[Data excerpts]
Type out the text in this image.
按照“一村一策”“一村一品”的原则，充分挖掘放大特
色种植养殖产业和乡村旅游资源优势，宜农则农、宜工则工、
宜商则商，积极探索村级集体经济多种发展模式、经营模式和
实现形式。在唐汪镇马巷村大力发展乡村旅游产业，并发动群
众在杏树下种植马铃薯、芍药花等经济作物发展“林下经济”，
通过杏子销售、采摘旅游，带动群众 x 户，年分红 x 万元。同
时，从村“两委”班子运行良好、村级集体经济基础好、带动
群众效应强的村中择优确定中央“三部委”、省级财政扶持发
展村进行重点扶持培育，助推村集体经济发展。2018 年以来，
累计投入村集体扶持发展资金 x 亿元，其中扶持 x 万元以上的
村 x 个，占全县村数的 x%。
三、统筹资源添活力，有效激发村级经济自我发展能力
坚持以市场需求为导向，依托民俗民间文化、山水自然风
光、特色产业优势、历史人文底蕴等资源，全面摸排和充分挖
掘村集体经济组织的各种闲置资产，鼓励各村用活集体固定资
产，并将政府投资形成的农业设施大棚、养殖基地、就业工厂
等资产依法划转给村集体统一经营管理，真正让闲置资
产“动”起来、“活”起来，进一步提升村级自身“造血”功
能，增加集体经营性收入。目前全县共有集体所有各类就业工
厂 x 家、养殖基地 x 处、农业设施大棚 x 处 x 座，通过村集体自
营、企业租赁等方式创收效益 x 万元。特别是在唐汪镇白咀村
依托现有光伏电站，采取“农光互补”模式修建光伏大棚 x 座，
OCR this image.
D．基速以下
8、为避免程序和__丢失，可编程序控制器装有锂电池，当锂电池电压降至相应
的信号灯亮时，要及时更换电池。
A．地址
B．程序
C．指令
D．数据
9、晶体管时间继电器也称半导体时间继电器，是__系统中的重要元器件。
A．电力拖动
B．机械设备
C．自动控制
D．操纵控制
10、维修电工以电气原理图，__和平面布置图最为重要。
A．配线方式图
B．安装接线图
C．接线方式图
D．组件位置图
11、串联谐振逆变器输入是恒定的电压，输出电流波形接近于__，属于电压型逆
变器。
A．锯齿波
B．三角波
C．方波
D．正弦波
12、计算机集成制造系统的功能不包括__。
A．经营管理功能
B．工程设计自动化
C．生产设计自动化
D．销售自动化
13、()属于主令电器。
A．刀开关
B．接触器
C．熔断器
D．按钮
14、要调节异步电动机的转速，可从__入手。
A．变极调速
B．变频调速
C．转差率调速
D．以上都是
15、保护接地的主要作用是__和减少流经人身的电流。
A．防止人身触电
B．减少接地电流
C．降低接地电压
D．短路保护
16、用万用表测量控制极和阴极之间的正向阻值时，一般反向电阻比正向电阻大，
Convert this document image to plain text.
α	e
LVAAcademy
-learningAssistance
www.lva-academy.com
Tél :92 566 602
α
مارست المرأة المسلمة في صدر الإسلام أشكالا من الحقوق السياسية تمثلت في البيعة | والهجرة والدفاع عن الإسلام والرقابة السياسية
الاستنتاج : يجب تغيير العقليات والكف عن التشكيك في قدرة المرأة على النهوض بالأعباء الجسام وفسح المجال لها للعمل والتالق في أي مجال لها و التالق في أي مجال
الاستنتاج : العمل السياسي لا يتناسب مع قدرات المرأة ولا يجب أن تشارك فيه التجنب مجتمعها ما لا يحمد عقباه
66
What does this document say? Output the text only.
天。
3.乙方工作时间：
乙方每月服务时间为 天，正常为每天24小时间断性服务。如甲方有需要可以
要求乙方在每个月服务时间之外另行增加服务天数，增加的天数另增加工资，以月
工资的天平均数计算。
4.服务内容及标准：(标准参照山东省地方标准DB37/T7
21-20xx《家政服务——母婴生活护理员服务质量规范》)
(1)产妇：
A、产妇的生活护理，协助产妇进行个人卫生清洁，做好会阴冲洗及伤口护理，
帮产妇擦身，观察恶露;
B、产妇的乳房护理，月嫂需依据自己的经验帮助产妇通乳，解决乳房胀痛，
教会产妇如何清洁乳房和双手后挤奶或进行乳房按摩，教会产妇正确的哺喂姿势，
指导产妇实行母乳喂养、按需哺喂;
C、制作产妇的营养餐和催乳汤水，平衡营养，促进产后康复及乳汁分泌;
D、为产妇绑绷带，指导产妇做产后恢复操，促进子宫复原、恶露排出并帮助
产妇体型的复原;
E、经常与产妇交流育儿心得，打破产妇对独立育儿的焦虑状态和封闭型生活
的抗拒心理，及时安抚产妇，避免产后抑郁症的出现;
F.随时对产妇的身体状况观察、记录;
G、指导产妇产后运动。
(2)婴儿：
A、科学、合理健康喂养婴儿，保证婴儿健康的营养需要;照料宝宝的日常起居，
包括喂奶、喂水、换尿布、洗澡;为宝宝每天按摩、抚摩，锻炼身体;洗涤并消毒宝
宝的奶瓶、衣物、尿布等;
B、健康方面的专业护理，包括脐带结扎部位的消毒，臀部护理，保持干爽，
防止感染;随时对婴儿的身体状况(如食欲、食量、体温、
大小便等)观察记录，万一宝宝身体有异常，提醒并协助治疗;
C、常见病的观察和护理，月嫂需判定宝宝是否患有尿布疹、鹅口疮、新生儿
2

> Given instruction: Set down nothing but the lines from the one with "Convert this document image to plain text." through the end of the records, keeping each line exactly as written and including both ends.

> Task answer:
Convert this document image to plain text.
α	e
LVAAcademy
-learningAssistance
www.lva-academy.com
Tél :92 566 602
α
مارست المرأة المسلمة في صدر الإسلام أشكالا من الحقوق السياسية تمثلت في البيعة | والهجرة والدفاع عن الإسلام والرقابة السياسية
الاستنتاج : يجب تغيير العقليات والكف عن التشكيك في قدرة المرأة على النهوض بالأعباء الجسام وفسح المجال لها للعمل والتالق في أي مجال لها و التالق في أي مجال
الاستنتاج : العمل السياسي لا يتناسب مع قدرات المرأة ولا يجب أن تشارك فيه التجنب مجتمعها ما لا يحمد عقباه
66
What does this document say? Output the text only.
天。
3.乙方工作时间：
乙方每月服务时间为 天，正常为每天24小时间断性服务。如甲方有需要可以
要求乙方在每个月服务时间之外另行增加服务天数，增加的天数另增加工资，以月
工资的天平均数计算。
4.服务内容及标准：(标准参照山东省地方标准DB37/T7
21-20xx《家政服务——母婴生活护理员服务质量规范》)
(1)产妇：
A、产妇的生活护理，协助产妇进行个人卫生清洁，做好会阴冲洗及伤口护理，
帮产妇擦身，观察恶露;
B、产妇的乳房护理，月嫂需依据自己的经验帮助产妇通乳，解决乳房胀痛，
教会产妇如何清洁乳房和双手后挤奶或进行乳房按摩，教会产妇正确的哺喂姿势，
指导产妇实行母乳喂养、按需哺喂;
C、制作产妇的营养餐和催乳汤水，平衡营养，促进产后康复及乳汁分泌;
D、为产妇绑绷带，指导产妇做产后恢复操，促进子宫复原、恶露排出并帮助
产妇体型的复原;
E、经常与产妇交流育儿心得，打破产妇对独立育儿的焦虑状态和封闭型生活
的抗拒心理，及时安抚产妇，避免产后抑郁症的出现;
F.随时对产妇的身体状况观察、记录;
G、指导产妇产后运动。
(2)婴儿：
A、科学、合理健康喂养婴儿，保证婴儿健康的营养需要;照料宝宝的日常起居，
包括喂奶、喂水、换尿布、洗澡;为宝宝每天按摩、抚摩，锻炼身体;洗涤并消毒宝
宝的奶瓶、衣物、尿布等;
B、健康方面的专业护理，包括脐带结扎部位的消毒，臀部护理，保持干爽，
防止感染;随时对婴儿的身体状况(如食欲、食量、体温、
大小便等)观察记录，万一宝宝身体有异常，提醒并协助治疗;
C、常见病的观察和护理，月嫂需判定宝宝是否患有尿布疹、鹅口疮、新生儿
2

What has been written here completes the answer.